### STATED EXERCISE
Copy out the entries below in full and exactly.
▬▬▬▬▬▬
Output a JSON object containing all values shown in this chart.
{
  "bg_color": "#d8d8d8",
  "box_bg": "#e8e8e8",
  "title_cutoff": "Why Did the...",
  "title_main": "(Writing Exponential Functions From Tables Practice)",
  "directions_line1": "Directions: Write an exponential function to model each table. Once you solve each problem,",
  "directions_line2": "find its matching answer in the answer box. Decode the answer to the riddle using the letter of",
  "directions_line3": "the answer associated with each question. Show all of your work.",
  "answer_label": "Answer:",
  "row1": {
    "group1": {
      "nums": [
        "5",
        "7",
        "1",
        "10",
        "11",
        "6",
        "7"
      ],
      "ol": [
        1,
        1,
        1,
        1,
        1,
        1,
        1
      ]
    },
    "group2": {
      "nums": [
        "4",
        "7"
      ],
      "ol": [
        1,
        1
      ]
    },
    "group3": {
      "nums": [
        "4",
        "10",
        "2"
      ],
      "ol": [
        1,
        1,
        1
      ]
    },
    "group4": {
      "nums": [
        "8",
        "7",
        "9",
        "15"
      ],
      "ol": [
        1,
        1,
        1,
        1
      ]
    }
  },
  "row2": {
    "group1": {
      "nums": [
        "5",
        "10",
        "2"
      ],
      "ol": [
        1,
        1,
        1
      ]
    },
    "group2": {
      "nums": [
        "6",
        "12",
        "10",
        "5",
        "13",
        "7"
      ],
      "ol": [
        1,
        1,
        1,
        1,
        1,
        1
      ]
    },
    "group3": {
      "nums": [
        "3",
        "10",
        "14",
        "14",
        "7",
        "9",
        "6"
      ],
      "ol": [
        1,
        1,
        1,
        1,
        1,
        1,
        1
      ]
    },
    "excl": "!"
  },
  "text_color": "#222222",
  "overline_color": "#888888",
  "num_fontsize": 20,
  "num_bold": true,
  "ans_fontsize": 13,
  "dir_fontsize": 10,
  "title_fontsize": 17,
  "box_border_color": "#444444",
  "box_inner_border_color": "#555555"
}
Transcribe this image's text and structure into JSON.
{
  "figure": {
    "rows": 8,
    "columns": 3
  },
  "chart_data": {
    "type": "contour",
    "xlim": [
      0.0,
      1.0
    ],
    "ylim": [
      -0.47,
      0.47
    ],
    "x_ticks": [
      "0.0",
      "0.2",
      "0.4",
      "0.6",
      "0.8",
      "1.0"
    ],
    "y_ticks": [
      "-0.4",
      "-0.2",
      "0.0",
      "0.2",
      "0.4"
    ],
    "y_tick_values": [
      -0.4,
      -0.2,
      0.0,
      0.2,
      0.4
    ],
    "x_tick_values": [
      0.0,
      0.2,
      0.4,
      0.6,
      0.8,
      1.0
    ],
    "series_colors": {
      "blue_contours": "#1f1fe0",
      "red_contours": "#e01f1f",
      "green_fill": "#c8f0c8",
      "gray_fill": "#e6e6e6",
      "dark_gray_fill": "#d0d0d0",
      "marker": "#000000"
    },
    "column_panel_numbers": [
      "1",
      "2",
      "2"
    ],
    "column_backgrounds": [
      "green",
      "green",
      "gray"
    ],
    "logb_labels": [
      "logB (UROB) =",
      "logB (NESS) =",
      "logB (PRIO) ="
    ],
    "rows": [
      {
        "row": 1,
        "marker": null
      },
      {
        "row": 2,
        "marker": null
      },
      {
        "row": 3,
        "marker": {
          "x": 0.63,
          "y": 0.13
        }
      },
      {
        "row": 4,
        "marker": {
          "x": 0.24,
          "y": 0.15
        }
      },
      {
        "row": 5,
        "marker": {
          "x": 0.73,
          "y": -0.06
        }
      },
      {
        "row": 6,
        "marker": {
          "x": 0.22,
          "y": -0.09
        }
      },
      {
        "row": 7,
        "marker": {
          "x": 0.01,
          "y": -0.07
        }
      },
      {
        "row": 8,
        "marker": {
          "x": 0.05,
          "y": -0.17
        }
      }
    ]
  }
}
▬▬▬▬▬▬
### WRITTEN REPLY
Output a JSON object containing all values shown in this chart.
{
  "bg_color": "#d8d8d8",
  "box_bg": "#e8e8e8",
  "title_cutoff": "Why Did the...",
  "title_main": "(Writing Exponential Functions From Tables Practice)",
  "directions_line1": "Directions: Write an exponential function to model each table. Once you solve each problem,",
  "directions_line2": "find its matching answer in the answer box. Decode the answer to the riddle using the letter of",
  "directions_line3": "the answer associated with each question. Show all of your work.",
  "answer_label": "Answer:",
  "row1": {
    "group1": {
      "nums": [
        "5",
        "7",
        "1",
        "10",
        "11",
        "6",
        "7"
      ],
      "ol": [
        1,
        1,
        1,
        1,
        1,
        1,
        1
      ]
    },
    "group2": {
      "nums": [
        "4",
        "7"
      ],
      "ol": [
        1,
        1
      ]
    },
    "group3": {
      "nums": [
        "4",
        "10",
        "2"
      ],
      "ol": [
        1,
        1,
        1
      ]
    },
    "group4": {
      "nums": [
        "8",
        "7",
        "9",
        "15"
      ],
      "ol": [
        1,
        1,
        1,
        1
      ]
    }
  },
  "row2": {
    "group1": {
      "nums": [
        "5",
        "10",
        "2"
      ],
      "ol": [
        1,
        1,
        1
      ]
    },
    "group2": {
      "nums": [
        "6",
        "12",
        "10",
        "5",
        "13",
        "7"
      ],
      "ol": [
        1,
        1,
        1,
        1,
        1,
        1
      ]
    },
    "group3": {
      "nums": [
        "3",
        "10",
        "14",
        "14",
        "7",
        "9",
        "6"
      ],
      "ol": [
        1,
        1,
        1,
        1,
        1,
        1,
        1
      ]
    },
    "excl": "!"
  },
  "text_color": "#222222",
  "overline_color": "#888888",
  "num_fontsize": 20,
  "num_bold": true,
  "ans_fontsize": 13,
  "dir_fontsize": 10,
  "title_fontsize": 17,
  "box_border_color": "#444444",
  "box_inner_border_color": "#555555"
}
Transcribe this image's text and structure into JSON.
{
  "figure": {
    "rows": 8,
    "columns": 3
  },
  "chart_data": {
    "type": "contour",
    "xlim": [
      0.0,
      1.0
    ],
    "ylim": [
      -0.47,
      0.47
    ],
    "x_ticks": [
      "0.0",
      "0.2",
      "0.4",
      "0.6",
      "0.8",
      "1.0"
    ],
    "y_ticks": [
      "-0.4",
      "-0.2",
      "0.0",
      "0.2",
      "0.4"
    ],
    "y_tick_values": [
      -0.4,
      -0.2,
      0.0,
      0.2,
      0.4
    ],
    "x_tick_values": [
      0.0,
      0.2,
      0.4,
      0.6,
      0.8,
      1.0
    ],
    "series_colors": {
      "blue_contours": "#1f1fe0",
      "red_contours": "#e01f1f",
      "green_fill": "#c8f0c8",
      "gray_fill": "#e6e6e6",
      "dark_gray_fill": "#d0d0d0",
      "marker": "#000000"
    },
    "column_panel_numbers": [
      "1",
      "2",
      "2"
    ],
    "column_backgrounds": [
      "green",
      "green",
      "gray"
    ],
    "logb_labels": [
      "logB (UROB) =",
      "logB (NESS) =",
      "logB (PRIO) ="
    ],
    "rows": [
      {
        "row": 1,
        "marker": null
      },
      {
        "row": 2,
        "marker": null
      },
      {
        "row": 3,
        "marker": {
          "x": 0.63,
          "y": 0.13
        }
      },
      {
        "row": 4,
        "marker": {
          "x": 0.24,
          "y": 0.15
        }
      },
      {
        "row": 5,
        "marker": {
          "x": 0.73,
          "y": -0.06
        }
      },
      {
        "row": 6,
        "marker": {
          "x": 0.22,
          "y": -0.09
        }
      },
      {
        "row": 7,
        "marker": {
          "x": 0.01,
          "y": -0.07
        }
      },
      {
        "row": 8,
        "marker": {
          "x": 0.05,
          "y": -0.17
        }
      }
    ]
  }
}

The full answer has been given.